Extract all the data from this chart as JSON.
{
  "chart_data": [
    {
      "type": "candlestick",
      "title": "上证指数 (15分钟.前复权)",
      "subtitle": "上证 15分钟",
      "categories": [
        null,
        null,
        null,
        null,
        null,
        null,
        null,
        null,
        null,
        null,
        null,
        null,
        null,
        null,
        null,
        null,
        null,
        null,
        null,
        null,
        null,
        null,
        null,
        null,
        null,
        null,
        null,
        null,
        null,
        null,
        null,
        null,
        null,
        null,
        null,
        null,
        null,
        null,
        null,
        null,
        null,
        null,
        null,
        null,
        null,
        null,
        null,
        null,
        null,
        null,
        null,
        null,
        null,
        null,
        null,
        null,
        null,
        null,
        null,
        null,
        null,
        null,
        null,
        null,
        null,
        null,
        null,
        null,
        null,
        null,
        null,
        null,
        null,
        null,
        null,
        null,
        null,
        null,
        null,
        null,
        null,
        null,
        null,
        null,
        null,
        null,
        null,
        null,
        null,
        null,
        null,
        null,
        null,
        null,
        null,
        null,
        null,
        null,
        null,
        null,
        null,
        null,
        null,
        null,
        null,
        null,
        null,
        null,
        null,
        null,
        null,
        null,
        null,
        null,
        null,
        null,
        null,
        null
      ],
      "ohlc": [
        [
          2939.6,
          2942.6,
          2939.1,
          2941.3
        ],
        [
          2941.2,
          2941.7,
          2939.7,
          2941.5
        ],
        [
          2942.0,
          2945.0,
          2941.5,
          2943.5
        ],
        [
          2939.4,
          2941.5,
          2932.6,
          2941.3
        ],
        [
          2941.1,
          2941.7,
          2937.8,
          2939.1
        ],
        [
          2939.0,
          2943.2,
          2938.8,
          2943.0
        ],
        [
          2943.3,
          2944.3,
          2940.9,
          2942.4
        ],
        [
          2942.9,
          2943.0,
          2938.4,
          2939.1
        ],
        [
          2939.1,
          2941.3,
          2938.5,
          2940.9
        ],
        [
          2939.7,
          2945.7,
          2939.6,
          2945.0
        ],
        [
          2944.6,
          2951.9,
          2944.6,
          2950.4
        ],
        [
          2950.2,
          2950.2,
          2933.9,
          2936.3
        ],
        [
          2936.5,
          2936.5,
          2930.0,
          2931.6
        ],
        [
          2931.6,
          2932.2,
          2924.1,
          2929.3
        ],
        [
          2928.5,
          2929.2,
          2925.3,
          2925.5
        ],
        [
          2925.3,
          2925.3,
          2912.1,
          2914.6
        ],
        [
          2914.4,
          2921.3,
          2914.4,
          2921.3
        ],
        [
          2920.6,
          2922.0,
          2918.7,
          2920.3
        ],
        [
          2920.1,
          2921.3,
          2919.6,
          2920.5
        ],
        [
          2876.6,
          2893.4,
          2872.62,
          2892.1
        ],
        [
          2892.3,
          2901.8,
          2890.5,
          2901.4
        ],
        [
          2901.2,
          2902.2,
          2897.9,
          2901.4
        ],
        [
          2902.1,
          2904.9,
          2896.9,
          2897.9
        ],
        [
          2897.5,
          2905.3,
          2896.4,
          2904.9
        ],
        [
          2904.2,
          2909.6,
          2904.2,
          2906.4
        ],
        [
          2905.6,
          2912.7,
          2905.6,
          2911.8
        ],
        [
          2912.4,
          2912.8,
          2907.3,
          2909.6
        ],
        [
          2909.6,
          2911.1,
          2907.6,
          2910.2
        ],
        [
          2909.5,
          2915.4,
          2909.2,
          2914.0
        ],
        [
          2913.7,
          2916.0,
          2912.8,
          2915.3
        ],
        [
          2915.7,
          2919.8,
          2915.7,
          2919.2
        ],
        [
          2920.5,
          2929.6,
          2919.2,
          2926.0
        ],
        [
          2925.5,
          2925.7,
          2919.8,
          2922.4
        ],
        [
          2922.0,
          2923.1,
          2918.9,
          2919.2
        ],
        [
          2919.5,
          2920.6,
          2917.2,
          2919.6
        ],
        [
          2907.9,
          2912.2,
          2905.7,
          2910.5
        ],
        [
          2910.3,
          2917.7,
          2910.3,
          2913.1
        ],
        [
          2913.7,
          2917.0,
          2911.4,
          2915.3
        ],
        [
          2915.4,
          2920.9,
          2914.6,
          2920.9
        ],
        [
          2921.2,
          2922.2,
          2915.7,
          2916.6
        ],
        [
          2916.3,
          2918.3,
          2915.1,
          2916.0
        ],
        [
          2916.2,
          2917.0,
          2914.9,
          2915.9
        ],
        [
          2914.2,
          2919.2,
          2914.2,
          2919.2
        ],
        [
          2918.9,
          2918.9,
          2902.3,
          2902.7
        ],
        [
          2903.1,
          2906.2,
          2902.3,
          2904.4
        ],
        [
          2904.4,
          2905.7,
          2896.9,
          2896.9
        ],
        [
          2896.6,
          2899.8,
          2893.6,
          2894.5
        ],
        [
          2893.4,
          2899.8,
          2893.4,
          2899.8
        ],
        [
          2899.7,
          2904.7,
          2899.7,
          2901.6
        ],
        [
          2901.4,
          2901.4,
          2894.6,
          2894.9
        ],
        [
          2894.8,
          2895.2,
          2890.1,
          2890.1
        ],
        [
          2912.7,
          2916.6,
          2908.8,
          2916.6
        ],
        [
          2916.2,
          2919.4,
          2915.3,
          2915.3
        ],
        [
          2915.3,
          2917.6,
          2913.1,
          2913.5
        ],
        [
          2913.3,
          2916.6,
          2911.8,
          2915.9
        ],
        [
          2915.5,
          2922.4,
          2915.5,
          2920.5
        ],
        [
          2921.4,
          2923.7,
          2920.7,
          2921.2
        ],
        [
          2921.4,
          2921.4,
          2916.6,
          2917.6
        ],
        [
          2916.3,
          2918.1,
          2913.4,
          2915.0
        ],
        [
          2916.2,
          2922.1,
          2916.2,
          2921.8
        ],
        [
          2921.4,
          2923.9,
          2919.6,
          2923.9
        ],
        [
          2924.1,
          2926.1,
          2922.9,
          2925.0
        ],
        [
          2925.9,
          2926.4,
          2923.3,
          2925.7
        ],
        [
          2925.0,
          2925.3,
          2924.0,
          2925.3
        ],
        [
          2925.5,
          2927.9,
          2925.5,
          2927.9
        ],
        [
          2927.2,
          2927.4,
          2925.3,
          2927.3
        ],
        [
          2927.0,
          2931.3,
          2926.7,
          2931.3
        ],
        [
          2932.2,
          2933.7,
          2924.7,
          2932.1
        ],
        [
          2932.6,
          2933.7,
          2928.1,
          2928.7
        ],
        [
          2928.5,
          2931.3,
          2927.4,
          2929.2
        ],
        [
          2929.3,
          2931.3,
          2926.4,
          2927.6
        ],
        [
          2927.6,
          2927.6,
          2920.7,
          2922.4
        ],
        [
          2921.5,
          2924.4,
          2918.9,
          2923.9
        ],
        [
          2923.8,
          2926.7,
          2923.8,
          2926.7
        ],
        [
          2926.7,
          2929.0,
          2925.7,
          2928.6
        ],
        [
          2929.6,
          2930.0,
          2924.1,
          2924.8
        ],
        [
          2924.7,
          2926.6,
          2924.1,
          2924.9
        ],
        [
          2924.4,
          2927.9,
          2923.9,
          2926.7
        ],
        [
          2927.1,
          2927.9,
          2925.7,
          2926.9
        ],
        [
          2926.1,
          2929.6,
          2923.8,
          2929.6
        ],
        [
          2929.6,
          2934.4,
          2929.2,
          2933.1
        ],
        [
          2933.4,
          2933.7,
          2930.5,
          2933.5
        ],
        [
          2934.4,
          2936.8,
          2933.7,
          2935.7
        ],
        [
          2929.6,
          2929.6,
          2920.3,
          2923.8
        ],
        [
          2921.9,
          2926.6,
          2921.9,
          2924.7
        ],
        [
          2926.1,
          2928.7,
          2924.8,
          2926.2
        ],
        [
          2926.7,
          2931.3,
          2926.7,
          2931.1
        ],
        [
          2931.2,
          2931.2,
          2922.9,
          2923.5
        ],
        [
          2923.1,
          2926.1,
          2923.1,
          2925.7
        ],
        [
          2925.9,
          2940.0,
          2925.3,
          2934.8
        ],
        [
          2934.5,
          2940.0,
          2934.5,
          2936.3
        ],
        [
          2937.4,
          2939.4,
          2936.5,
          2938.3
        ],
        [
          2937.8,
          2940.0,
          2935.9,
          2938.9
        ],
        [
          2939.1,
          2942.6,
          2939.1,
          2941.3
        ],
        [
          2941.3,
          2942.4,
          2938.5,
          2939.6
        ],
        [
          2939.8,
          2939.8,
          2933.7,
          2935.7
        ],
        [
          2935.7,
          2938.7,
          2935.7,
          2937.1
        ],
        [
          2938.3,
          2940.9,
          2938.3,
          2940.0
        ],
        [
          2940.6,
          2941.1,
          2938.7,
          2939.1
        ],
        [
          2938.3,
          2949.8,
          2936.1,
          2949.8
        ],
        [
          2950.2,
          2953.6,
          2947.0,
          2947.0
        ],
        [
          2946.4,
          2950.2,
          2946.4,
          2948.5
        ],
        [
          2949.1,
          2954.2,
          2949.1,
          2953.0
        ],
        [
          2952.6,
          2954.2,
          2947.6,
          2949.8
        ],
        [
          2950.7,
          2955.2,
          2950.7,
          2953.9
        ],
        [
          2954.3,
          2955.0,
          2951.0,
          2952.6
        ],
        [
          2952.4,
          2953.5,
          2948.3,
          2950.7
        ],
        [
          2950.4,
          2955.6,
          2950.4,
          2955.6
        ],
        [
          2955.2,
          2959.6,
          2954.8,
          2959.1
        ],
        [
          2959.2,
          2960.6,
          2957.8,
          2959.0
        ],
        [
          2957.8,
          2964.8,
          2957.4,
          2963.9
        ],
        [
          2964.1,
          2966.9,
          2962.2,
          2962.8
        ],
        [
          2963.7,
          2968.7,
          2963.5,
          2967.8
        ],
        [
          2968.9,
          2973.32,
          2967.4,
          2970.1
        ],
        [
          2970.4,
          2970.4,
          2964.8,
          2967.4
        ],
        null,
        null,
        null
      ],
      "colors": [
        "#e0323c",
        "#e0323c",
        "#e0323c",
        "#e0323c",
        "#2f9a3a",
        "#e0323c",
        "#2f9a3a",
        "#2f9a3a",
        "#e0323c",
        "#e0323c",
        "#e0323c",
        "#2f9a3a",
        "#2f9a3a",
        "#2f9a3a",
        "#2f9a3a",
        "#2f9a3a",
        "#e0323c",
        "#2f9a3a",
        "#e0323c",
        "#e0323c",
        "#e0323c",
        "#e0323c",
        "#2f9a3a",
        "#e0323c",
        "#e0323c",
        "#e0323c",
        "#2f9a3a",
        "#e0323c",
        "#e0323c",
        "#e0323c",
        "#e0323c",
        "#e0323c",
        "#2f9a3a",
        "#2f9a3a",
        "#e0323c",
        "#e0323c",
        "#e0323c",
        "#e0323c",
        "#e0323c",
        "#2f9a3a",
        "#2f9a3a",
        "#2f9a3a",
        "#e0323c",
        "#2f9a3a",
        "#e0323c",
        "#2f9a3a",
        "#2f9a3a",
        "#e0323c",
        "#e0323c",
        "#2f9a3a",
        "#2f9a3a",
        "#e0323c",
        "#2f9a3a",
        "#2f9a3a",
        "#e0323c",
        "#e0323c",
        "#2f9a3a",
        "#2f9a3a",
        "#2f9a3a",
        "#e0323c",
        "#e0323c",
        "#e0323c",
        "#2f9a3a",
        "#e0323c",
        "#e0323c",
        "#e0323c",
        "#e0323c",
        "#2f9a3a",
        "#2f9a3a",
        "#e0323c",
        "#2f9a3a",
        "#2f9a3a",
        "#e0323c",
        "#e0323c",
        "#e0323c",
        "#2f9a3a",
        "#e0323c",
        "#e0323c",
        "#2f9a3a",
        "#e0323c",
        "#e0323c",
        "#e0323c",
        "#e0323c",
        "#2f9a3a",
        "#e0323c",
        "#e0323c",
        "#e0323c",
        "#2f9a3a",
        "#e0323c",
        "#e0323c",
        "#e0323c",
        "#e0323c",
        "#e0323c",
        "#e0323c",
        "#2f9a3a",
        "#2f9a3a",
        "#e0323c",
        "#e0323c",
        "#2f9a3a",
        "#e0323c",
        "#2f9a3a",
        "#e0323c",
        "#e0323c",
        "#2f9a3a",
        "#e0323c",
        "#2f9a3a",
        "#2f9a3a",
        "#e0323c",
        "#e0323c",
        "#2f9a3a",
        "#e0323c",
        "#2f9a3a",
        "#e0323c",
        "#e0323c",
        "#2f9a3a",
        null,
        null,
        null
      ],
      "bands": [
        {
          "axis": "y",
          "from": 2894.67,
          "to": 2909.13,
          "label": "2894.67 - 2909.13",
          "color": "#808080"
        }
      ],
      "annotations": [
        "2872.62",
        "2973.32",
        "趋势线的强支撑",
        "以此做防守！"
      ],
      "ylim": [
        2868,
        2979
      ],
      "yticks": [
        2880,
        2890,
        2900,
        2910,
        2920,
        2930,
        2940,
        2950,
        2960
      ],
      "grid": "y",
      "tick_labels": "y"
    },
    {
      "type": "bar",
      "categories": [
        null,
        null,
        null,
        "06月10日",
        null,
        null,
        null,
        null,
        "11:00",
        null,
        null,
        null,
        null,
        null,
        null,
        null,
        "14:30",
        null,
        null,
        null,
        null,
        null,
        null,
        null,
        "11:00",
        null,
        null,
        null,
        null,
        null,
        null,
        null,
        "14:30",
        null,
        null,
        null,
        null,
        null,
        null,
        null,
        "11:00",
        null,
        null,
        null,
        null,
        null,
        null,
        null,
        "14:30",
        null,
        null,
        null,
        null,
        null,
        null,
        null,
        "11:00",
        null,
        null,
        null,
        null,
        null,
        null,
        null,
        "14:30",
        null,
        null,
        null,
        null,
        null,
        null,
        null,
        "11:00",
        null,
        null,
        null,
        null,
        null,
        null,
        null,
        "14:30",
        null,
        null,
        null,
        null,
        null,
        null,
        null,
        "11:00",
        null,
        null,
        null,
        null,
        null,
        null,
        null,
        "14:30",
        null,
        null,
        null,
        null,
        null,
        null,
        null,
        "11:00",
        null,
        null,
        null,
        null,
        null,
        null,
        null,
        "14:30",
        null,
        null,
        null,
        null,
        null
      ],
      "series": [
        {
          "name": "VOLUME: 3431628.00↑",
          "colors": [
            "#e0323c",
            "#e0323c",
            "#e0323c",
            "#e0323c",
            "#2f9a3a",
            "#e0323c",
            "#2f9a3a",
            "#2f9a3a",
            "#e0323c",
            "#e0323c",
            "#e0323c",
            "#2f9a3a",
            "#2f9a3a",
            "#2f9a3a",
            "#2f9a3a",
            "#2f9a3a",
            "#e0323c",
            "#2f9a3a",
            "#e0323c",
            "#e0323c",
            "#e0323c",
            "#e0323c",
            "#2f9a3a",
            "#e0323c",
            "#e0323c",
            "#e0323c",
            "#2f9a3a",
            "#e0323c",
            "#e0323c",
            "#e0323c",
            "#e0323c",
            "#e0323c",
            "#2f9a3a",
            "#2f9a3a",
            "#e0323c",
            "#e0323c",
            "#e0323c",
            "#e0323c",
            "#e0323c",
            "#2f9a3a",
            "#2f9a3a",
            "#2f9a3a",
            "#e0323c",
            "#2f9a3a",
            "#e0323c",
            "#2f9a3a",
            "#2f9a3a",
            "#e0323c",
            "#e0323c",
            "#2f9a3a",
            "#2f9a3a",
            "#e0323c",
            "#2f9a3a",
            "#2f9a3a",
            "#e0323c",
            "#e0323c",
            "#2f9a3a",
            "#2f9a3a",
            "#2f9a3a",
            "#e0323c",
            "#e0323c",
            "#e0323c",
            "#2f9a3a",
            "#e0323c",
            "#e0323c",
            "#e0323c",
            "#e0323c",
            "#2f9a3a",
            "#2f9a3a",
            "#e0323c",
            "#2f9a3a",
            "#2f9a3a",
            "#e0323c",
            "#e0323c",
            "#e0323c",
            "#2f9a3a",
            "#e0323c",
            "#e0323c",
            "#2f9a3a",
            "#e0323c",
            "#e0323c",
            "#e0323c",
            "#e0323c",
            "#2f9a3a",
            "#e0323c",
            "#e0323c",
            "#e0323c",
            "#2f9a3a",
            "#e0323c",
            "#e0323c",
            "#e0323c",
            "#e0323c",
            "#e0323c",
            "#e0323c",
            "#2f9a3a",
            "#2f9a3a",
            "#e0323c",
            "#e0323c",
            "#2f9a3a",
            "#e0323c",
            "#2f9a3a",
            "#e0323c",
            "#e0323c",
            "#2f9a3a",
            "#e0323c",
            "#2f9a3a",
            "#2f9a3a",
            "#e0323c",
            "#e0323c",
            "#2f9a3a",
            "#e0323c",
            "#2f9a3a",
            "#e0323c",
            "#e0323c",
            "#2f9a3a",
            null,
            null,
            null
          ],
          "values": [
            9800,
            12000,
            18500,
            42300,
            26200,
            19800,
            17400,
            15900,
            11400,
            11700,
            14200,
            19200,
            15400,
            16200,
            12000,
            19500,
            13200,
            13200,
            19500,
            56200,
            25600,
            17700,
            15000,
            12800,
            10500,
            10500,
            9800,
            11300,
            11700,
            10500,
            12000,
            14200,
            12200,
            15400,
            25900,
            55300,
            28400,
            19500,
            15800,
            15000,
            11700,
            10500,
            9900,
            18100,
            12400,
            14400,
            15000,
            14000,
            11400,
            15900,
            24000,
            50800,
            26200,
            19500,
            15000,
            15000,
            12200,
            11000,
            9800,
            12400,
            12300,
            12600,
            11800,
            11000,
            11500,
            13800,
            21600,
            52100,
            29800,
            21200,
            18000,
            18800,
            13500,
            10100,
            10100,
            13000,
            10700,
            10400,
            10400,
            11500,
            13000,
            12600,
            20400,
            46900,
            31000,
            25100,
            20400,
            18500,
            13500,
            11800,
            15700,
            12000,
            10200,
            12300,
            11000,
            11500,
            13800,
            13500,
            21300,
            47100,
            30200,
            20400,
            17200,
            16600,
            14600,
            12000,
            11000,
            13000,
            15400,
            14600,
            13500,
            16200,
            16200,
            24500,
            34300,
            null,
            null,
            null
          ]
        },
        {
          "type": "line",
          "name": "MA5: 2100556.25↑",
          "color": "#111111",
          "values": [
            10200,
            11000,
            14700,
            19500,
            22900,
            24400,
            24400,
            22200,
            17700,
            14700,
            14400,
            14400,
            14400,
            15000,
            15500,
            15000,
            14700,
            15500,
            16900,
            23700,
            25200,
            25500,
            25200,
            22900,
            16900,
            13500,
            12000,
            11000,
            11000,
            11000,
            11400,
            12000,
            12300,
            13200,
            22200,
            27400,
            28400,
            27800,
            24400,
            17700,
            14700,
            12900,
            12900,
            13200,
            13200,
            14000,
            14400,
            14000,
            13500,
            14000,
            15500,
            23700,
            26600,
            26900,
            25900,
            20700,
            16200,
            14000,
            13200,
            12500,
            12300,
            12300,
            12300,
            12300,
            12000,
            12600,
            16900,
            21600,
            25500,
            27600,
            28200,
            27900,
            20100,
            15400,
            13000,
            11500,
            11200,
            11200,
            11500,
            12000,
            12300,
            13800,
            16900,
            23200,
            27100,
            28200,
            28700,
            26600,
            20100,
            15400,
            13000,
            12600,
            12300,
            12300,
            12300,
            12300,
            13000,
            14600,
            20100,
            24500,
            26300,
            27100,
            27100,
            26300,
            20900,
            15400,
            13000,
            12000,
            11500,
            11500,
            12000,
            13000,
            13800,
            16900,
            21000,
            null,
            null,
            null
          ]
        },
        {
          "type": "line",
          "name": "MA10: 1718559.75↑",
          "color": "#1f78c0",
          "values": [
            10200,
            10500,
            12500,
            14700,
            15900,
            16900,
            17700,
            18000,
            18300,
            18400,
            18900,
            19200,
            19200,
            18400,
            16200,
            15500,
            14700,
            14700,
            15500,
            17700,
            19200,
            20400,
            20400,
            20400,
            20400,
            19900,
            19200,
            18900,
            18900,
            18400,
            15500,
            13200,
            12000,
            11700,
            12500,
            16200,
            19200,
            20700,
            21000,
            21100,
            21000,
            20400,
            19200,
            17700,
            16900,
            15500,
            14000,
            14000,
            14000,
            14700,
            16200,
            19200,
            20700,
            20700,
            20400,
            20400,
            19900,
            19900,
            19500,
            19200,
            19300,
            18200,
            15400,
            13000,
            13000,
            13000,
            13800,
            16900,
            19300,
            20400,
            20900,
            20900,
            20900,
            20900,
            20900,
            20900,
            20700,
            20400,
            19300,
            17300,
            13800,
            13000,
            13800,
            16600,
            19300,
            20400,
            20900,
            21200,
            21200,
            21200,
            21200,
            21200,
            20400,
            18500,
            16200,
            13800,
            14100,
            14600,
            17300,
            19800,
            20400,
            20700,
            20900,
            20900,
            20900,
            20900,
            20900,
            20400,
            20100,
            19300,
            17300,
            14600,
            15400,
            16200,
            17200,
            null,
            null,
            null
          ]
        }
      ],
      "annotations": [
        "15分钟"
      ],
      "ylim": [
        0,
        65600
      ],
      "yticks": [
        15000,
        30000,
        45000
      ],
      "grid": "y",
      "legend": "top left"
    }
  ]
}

## YOUR TASK
Copy out all lines that carry the word "name".

## TASK OUTPUT
          "name": "VOLUME: 3431628.00↑",
          "name": "MA5: 2100556.25↑",
          "name": "MA10: 1718559.75↑",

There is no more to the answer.